---- DATA TO PROCESS
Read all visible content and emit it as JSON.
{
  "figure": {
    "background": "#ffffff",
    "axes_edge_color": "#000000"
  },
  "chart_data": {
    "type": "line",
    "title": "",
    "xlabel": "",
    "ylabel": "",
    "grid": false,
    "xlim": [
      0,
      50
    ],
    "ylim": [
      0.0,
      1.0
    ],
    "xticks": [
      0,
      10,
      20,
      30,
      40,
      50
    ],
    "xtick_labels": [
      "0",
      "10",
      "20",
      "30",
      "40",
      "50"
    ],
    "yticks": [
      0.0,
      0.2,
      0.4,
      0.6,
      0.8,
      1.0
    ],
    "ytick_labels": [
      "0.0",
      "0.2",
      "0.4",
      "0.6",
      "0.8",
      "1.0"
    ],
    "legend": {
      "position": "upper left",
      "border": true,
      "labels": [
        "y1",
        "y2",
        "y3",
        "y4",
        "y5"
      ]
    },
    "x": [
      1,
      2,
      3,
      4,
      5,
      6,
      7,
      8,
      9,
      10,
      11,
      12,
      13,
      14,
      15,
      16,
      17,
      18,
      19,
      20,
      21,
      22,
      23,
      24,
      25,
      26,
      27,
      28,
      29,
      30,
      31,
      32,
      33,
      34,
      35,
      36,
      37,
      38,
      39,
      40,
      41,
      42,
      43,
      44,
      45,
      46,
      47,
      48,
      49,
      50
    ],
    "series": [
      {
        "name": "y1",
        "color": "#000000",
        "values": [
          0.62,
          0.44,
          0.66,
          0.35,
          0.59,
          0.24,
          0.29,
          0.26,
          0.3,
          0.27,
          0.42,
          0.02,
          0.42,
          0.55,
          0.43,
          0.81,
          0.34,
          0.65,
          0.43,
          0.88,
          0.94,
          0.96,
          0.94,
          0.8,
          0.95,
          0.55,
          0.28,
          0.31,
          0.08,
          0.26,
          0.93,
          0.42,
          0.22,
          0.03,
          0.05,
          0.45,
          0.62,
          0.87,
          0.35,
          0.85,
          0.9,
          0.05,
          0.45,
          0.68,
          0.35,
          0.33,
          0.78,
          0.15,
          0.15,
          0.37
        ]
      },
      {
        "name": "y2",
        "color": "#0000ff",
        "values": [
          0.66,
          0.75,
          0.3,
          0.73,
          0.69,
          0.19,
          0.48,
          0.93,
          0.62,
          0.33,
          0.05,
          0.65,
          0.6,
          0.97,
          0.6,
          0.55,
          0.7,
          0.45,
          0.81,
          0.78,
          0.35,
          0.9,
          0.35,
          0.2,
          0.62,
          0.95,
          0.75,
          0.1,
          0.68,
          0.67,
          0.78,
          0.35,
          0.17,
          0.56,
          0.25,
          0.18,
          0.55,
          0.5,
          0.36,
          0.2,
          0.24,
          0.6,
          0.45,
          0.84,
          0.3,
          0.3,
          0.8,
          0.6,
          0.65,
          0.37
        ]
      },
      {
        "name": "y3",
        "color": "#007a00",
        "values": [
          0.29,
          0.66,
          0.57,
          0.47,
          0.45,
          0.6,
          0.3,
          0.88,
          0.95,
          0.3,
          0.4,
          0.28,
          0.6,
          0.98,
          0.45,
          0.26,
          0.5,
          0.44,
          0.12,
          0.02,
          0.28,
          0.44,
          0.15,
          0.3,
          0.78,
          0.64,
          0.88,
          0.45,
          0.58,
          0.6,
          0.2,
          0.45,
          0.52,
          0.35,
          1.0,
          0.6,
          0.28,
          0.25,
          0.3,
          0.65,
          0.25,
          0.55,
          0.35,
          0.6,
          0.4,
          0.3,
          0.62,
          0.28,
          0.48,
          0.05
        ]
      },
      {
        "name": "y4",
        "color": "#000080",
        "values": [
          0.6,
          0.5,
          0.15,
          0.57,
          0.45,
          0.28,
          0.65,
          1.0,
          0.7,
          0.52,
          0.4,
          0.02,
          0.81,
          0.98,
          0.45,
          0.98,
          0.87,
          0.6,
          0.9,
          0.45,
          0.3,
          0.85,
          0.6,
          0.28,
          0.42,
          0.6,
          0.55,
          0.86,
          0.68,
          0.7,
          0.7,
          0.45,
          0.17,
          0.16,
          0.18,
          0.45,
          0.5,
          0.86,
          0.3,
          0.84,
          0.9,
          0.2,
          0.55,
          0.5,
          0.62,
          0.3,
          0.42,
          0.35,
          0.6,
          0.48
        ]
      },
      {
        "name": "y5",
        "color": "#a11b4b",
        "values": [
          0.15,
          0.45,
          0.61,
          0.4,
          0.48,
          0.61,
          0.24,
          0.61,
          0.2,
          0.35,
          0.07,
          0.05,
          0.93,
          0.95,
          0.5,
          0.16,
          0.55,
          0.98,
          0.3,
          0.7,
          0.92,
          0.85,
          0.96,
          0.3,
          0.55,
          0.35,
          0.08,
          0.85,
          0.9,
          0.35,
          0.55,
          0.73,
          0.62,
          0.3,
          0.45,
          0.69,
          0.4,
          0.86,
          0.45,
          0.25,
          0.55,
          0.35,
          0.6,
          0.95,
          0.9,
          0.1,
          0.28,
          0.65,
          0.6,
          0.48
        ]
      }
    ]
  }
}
--------
§ **EXERCISE DESCRIPTION**: Gather and copy every line of the data in which the string "name" is found.

§ **WRITTEN SOLUTION**:
        "name": "y1",
        "name": "y2",
        "name": "y3",
        "name": "y4",
        "name": "y5",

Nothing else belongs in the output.